Extracted data =

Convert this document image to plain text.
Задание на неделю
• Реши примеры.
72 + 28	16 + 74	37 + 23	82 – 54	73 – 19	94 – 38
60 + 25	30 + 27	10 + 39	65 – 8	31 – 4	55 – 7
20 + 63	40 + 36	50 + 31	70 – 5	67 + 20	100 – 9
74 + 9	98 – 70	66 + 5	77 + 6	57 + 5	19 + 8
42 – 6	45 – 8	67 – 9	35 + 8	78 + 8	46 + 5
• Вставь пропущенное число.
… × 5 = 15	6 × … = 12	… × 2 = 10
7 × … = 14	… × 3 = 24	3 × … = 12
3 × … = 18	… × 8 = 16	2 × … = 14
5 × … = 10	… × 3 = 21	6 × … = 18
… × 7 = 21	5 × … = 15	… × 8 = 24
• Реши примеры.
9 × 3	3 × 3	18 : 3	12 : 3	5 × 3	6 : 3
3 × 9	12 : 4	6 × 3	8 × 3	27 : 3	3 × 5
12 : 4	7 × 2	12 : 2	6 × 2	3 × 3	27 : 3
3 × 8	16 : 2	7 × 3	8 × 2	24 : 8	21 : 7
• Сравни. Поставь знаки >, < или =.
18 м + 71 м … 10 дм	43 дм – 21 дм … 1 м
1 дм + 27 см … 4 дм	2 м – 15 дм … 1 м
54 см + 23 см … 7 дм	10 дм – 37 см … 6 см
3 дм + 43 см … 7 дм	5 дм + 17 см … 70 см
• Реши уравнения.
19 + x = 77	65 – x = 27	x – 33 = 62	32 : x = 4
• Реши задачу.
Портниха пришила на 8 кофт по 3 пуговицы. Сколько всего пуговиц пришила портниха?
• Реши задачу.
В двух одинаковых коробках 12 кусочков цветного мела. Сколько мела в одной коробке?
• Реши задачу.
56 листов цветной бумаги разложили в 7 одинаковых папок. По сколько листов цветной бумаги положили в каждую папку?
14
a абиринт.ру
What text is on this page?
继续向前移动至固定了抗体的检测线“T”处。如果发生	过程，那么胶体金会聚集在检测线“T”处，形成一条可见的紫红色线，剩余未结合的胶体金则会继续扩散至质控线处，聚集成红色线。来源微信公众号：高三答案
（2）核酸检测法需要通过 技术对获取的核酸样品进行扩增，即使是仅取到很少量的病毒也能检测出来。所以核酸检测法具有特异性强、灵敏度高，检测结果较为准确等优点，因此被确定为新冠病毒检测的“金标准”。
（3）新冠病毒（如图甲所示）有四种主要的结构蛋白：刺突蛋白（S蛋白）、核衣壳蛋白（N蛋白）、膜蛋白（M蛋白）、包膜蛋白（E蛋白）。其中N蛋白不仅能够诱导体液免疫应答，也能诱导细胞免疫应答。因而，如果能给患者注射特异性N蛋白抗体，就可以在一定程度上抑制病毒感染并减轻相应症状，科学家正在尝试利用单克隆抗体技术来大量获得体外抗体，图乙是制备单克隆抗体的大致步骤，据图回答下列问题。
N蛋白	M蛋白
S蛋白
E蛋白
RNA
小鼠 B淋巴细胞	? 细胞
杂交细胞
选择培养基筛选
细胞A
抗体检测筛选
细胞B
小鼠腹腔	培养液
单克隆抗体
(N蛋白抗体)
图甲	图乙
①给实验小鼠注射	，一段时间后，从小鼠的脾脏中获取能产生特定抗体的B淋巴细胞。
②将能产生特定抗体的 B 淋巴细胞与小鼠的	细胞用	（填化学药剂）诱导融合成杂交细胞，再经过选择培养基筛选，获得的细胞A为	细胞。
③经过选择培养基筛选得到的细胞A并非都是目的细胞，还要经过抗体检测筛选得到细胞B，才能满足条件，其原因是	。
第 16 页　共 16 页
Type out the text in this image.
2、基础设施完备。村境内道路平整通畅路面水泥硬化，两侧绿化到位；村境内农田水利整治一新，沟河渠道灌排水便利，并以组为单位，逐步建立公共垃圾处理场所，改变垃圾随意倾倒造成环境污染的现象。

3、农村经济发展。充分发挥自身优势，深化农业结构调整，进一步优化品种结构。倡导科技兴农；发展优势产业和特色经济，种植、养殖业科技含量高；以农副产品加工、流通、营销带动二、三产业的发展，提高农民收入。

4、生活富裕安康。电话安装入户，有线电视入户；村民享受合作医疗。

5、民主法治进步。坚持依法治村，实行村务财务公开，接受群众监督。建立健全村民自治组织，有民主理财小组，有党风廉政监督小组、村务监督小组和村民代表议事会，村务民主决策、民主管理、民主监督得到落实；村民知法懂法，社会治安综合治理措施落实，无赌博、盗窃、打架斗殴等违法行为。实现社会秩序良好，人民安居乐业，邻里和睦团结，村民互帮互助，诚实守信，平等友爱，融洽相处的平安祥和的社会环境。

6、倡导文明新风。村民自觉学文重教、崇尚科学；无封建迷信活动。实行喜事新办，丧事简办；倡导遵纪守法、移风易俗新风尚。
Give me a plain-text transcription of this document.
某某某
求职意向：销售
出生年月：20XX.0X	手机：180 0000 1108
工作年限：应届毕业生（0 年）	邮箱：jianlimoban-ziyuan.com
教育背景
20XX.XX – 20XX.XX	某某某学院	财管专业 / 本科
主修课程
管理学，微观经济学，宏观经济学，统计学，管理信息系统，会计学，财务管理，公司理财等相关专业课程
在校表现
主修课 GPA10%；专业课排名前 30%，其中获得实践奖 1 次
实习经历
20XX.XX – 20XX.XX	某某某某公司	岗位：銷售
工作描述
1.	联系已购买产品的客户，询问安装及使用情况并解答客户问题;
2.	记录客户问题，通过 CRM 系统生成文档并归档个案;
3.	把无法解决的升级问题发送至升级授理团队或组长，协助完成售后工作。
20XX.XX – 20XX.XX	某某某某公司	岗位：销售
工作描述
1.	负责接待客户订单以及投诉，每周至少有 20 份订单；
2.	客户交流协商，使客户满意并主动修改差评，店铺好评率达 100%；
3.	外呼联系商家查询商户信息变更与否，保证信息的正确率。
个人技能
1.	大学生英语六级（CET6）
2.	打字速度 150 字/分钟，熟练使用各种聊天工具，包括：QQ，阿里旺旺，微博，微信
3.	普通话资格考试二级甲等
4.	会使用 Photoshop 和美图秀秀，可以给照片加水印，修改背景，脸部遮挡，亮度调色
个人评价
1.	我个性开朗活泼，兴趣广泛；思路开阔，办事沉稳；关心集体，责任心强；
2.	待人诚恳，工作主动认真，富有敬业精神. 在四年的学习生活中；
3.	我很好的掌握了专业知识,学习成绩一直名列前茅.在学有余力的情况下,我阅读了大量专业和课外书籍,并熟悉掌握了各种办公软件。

Aim of the task =
Wherever the string "this" appears in the entries above, list that line.

Task result =
Convert this document image to plain text.
What text is on this page?
Type out the text in this image.
Give me a plain-text transcription of this document.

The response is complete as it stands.